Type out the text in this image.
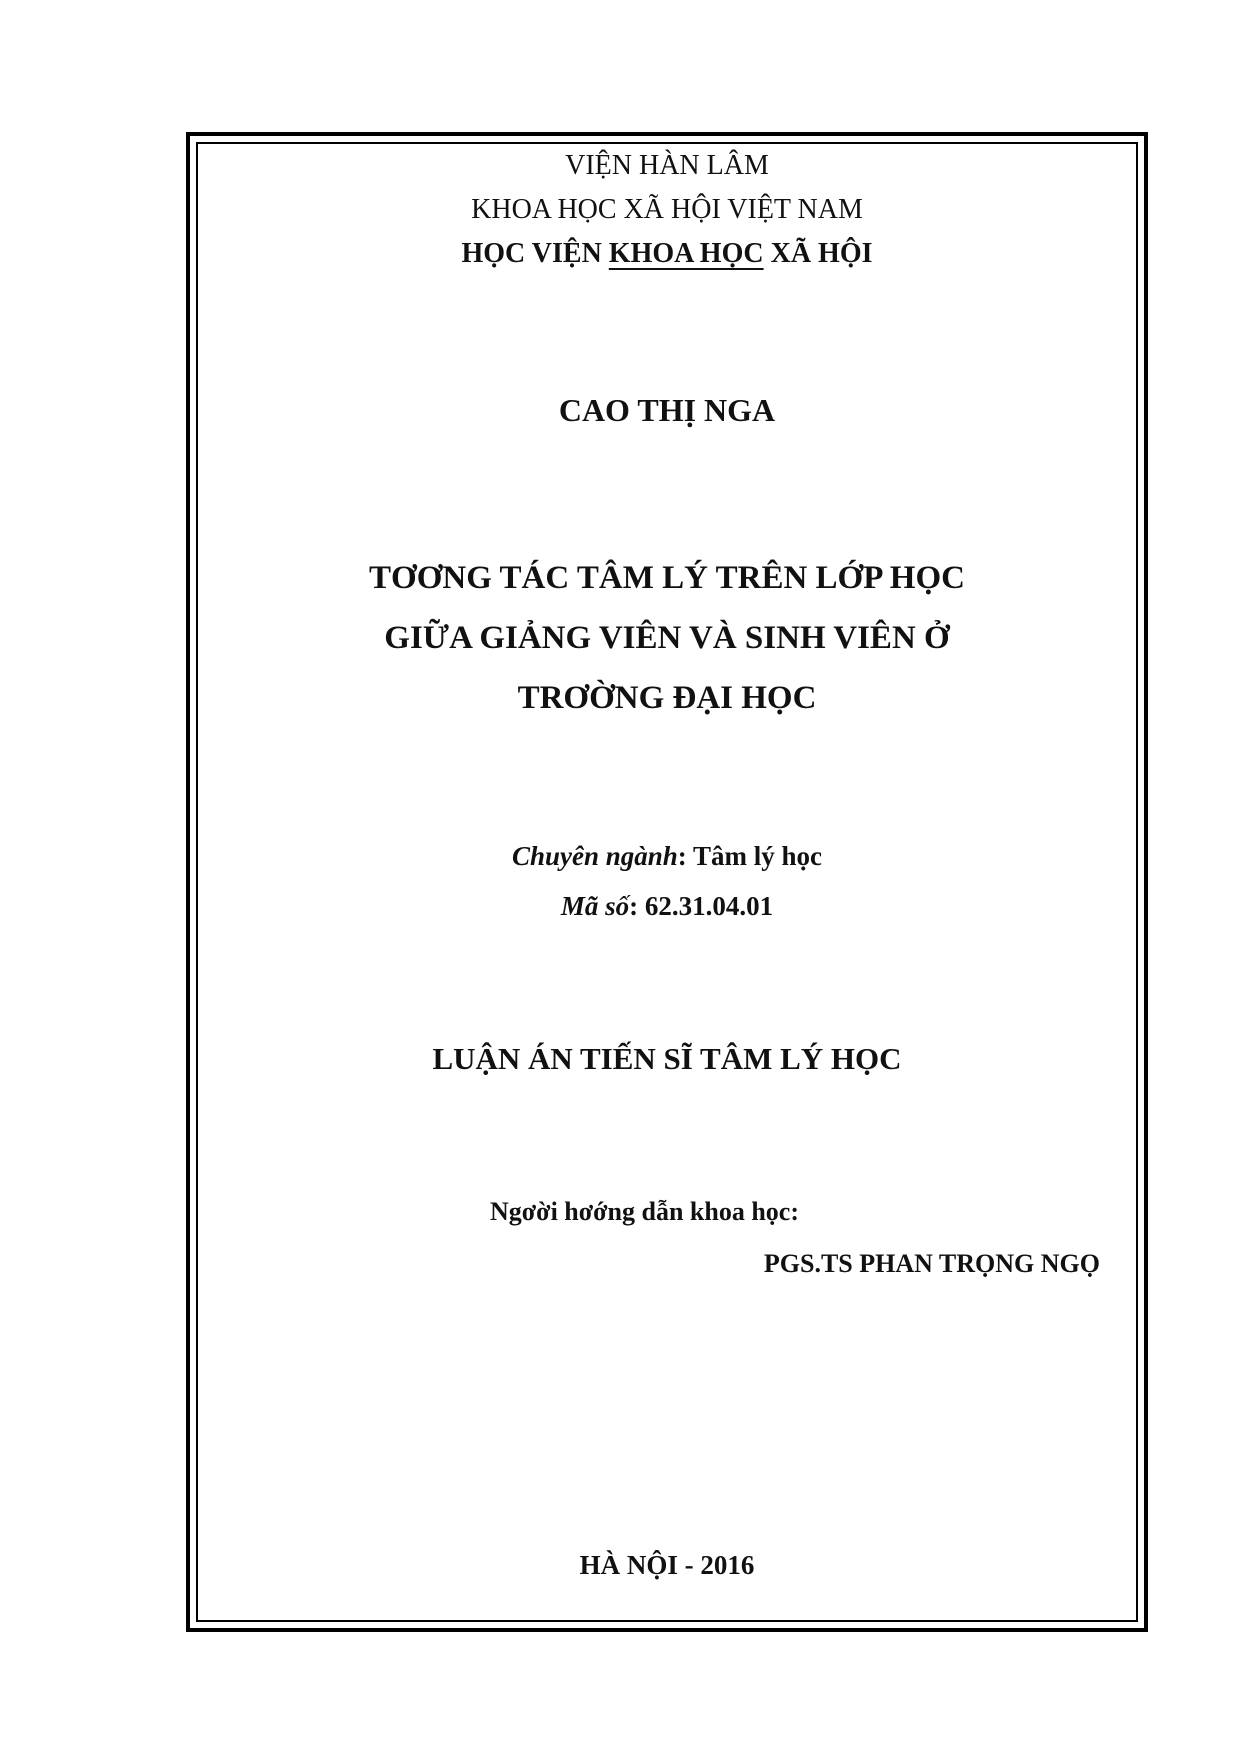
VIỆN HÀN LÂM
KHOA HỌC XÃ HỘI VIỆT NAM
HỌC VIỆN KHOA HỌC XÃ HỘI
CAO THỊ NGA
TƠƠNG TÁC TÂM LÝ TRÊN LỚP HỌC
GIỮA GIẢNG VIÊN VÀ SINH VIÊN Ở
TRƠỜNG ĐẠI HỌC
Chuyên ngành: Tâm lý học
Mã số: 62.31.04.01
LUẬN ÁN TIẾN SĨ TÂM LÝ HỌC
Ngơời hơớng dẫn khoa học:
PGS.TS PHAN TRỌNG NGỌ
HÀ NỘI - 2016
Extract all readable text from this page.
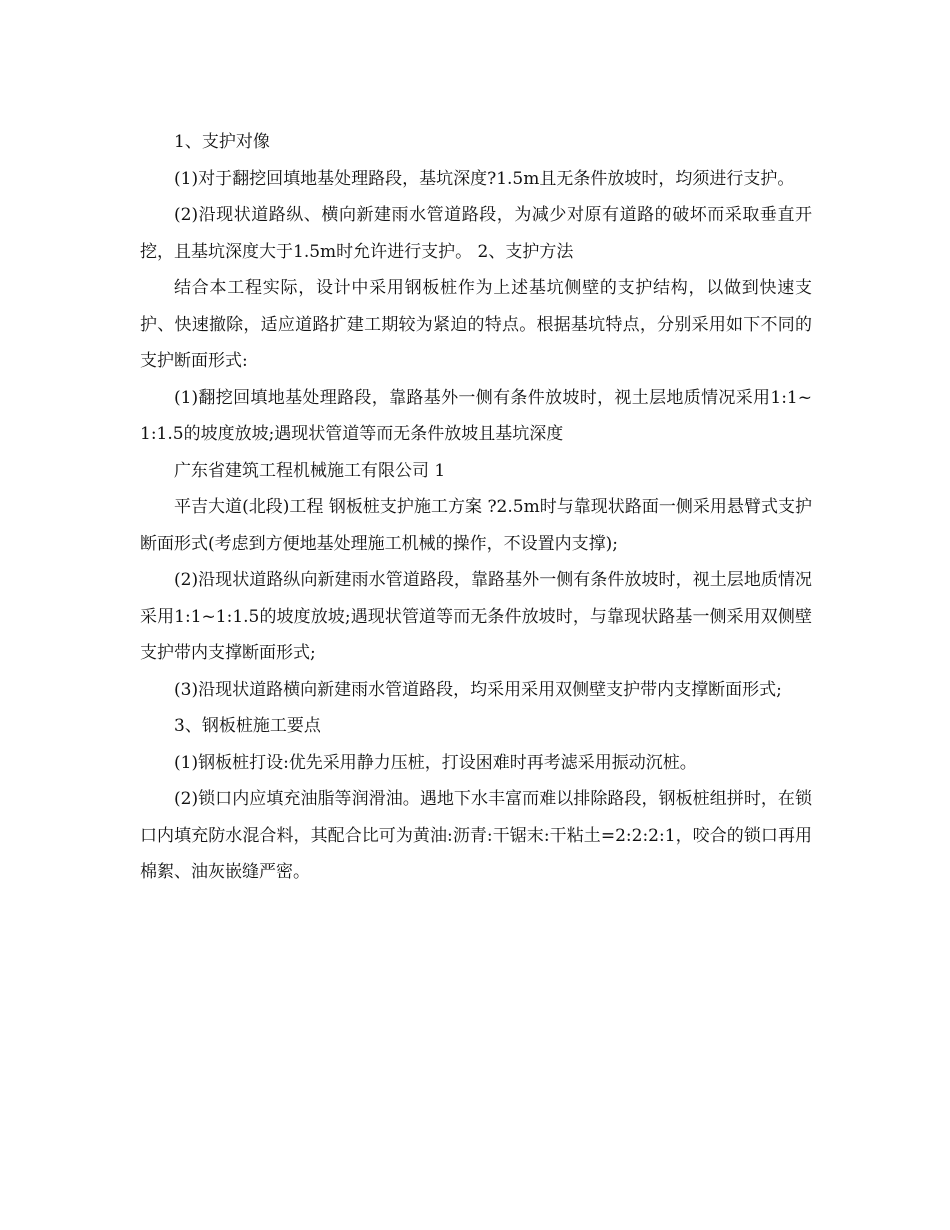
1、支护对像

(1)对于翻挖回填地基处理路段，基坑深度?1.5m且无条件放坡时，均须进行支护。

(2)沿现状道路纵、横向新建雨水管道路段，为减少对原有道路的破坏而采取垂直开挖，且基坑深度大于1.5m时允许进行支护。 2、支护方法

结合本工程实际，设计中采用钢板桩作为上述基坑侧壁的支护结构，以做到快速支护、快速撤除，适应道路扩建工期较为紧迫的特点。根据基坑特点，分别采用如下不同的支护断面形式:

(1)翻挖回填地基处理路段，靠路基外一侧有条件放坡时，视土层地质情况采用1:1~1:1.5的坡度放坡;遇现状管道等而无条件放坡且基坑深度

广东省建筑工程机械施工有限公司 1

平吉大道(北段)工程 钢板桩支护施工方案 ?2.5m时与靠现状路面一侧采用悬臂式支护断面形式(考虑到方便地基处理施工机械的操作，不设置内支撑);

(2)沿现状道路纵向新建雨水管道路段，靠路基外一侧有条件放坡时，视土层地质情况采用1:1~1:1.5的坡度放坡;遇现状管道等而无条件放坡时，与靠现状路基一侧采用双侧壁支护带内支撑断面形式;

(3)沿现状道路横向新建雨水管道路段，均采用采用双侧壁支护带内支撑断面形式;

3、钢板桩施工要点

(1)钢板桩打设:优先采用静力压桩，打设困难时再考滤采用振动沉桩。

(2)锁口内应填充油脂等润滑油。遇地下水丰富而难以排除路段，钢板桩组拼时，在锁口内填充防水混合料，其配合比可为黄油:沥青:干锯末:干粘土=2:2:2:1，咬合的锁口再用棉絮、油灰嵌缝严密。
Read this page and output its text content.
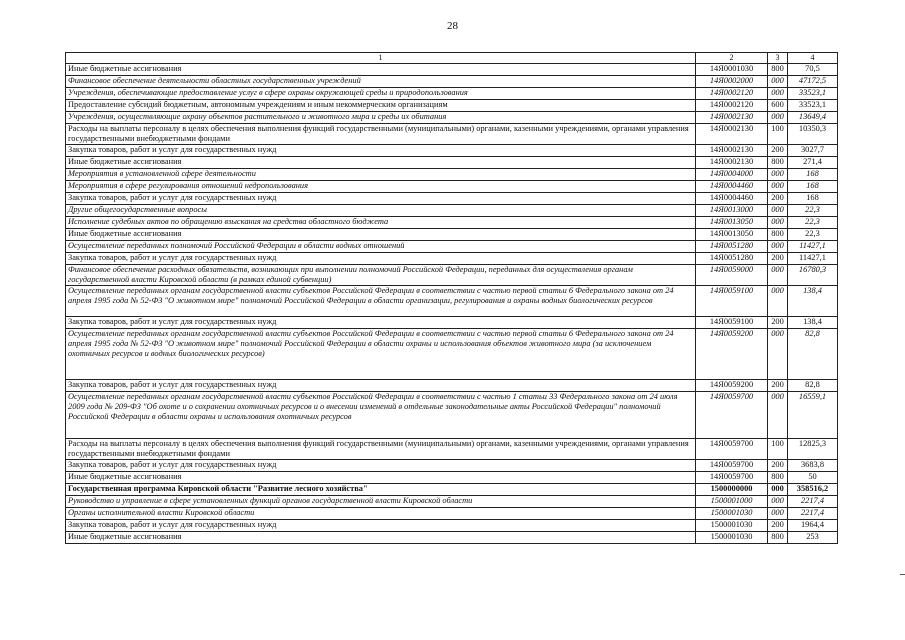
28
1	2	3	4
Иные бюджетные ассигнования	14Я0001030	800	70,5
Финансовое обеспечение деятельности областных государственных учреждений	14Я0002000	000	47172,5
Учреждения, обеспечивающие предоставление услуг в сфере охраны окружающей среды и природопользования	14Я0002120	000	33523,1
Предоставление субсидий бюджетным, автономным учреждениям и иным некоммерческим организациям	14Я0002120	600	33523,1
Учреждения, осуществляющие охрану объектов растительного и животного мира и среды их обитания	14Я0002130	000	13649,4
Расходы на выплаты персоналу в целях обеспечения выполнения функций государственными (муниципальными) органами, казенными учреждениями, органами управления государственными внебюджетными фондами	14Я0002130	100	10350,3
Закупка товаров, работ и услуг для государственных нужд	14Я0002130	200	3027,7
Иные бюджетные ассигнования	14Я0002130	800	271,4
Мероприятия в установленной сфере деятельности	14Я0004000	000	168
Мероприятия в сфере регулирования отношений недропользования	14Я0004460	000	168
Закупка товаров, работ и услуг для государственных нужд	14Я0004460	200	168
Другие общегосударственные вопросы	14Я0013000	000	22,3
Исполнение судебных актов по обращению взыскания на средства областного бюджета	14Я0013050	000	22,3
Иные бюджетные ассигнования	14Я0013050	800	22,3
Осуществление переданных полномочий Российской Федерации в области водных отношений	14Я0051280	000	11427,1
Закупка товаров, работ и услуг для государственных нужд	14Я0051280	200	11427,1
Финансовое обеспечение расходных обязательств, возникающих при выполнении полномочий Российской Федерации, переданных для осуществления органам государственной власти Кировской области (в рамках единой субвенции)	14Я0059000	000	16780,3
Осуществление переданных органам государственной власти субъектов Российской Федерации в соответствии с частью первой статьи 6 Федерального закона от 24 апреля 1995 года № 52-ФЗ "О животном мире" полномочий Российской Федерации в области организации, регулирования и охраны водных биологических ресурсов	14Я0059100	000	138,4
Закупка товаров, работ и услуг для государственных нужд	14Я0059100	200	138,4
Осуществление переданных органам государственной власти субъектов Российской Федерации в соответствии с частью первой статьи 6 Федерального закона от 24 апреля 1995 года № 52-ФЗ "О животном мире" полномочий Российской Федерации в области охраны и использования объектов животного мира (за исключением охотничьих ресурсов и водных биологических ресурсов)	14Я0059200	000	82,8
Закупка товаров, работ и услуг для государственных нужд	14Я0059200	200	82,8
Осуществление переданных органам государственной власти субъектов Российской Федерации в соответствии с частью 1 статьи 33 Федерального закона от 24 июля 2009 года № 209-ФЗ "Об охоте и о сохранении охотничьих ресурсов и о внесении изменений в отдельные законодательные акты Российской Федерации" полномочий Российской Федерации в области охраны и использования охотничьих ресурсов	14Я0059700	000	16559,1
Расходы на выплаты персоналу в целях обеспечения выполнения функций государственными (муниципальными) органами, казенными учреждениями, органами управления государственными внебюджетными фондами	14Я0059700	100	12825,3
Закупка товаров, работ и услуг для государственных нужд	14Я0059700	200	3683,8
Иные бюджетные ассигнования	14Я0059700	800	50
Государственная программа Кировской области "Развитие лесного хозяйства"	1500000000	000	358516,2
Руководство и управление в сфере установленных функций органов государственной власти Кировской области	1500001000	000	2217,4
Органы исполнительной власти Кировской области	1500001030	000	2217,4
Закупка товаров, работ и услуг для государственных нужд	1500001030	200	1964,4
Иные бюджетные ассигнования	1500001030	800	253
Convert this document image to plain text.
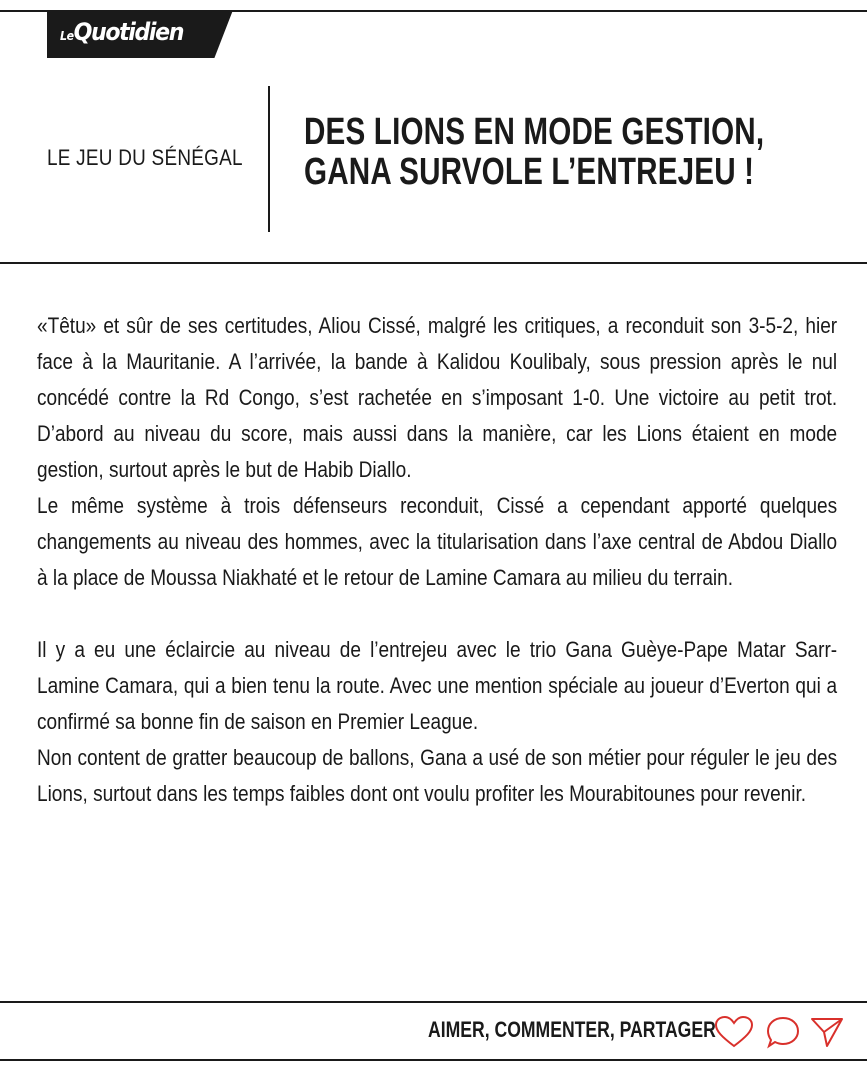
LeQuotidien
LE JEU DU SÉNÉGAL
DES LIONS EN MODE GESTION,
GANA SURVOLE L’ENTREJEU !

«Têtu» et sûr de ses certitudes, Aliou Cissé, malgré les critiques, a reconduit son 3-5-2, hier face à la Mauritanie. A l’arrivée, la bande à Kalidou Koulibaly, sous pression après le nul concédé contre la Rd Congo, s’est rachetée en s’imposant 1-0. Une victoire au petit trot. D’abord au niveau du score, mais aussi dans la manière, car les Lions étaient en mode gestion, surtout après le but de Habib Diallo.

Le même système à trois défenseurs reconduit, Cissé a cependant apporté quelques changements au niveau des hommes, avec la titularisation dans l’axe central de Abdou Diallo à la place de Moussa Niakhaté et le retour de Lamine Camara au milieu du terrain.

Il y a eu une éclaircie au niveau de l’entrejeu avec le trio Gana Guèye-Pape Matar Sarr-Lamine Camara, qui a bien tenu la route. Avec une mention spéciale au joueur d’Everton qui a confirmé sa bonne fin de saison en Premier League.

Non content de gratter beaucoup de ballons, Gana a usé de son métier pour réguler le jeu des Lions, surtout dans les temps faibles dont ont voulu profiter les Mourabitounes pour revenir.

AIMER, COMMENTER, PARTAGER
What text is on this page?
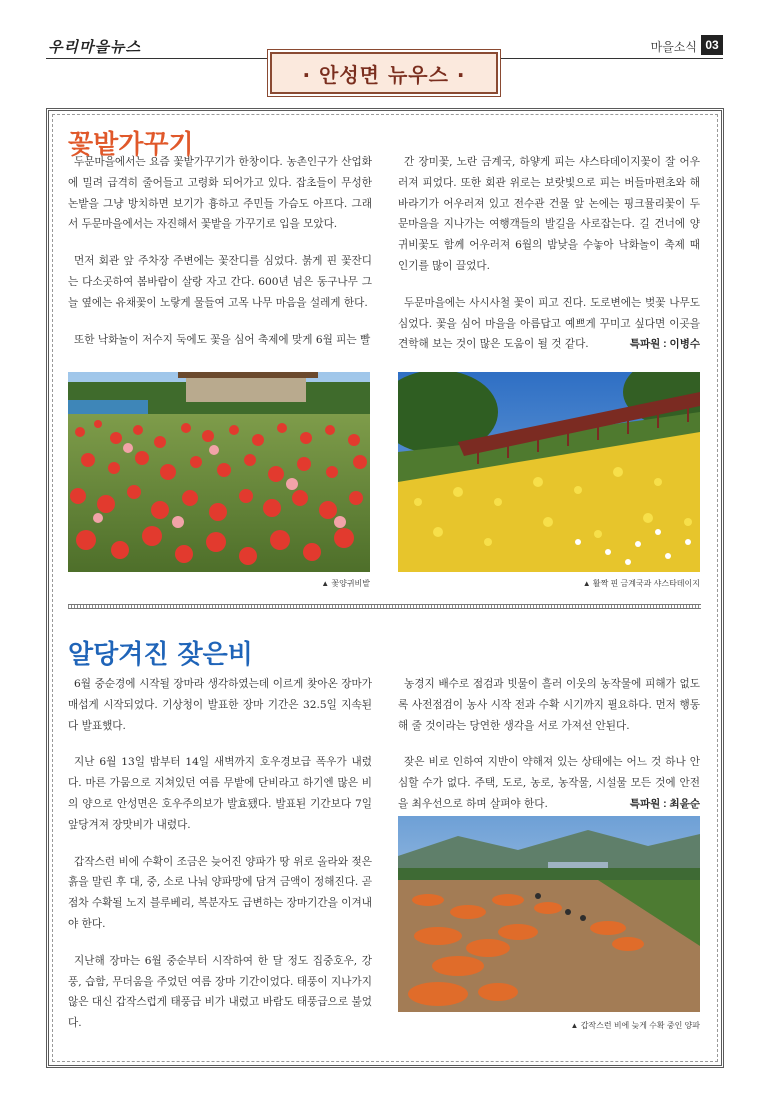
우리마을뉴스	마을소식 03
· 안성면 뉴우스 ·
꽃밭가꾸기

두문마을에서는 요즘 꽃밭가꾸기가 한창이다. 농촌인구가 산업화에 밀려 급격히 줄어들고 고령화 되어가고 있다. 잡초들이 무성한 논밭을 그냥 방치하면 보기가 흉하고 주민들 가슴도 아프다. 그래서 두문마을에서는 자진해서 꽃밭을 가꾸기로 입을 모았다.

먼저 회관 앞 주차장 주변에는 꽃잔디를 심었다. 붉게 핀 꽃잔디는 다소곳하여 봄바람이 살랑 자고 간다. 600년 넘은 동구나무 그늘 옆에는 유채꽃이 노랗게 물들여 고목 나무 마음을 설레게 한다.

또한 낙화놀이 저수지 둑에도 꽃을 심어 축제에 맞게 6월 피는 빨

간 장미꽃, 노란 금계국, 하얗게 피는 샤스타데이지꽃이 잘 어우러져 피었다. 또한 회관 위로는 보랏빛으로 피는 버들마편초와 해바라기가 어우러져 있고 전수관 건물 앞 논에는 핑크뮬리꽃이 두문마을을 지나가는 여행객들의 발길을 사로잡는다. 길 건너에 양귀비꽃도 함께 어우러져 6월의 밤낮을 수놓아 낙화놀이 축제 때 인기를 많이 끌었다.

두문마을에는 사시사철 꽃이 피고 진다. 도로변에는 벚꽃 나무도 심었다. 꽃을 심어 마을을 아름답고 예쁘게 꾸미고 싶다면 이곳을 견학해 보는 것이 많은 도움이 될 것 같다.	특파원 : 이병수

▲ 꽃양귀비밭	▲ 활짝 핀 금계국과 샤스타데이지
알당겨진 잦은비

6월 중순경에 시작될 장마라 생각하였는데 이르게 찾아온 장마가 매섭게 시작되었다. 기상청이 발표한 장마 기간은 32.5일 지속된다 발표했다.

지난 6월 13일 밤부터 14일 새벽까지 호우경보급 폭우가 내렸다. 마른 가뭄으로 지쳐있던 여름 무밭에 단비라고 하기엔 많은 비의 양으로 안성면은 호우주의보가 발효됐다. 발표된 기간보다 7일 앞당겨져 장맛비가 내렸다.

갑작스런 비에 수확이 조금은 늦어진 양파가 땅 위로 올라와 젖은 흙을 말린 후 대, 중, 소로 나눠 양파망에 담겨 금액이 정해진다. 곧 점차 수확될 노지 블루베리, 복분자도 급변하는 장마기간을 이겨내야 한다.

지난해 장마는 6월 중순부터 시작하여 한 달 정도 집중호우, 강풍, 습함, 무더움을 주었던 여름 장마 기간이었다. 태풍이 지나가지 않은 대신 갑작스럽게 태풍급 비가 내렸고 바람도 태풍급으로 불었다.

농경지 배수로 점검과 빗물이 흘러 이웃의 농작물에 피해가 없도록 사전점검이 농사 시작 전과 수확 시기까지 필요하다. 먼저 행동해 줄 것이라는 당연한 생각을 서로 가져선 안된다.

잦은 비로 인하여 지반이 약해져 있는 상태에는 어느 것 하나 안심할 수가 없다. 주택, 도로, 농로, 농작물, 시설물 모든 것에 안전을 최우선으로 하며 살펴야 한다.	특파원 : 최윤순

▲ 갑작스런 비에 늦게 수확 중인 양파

Objective: Scan the records for the string "животного". Copy each line in which it appears.

The output:
Учреждения, осуществляющие охрану объектов растительного и животного мира и среды их обитания	14Я0002130	000	13649,4
Осуществление переданных органам государственной власти субъектов Российской Федерации в соответствии с частью первой статьи 6 Федерального закона от 24 апреля 1995 года № 52-ФЗ "О животном мире" полномочий Российской Федерации в области охраны и использования объектов животного мира (за исключением охотничьих ресурсов и водных биологических ресурсов)	14Я0059200	000	82,8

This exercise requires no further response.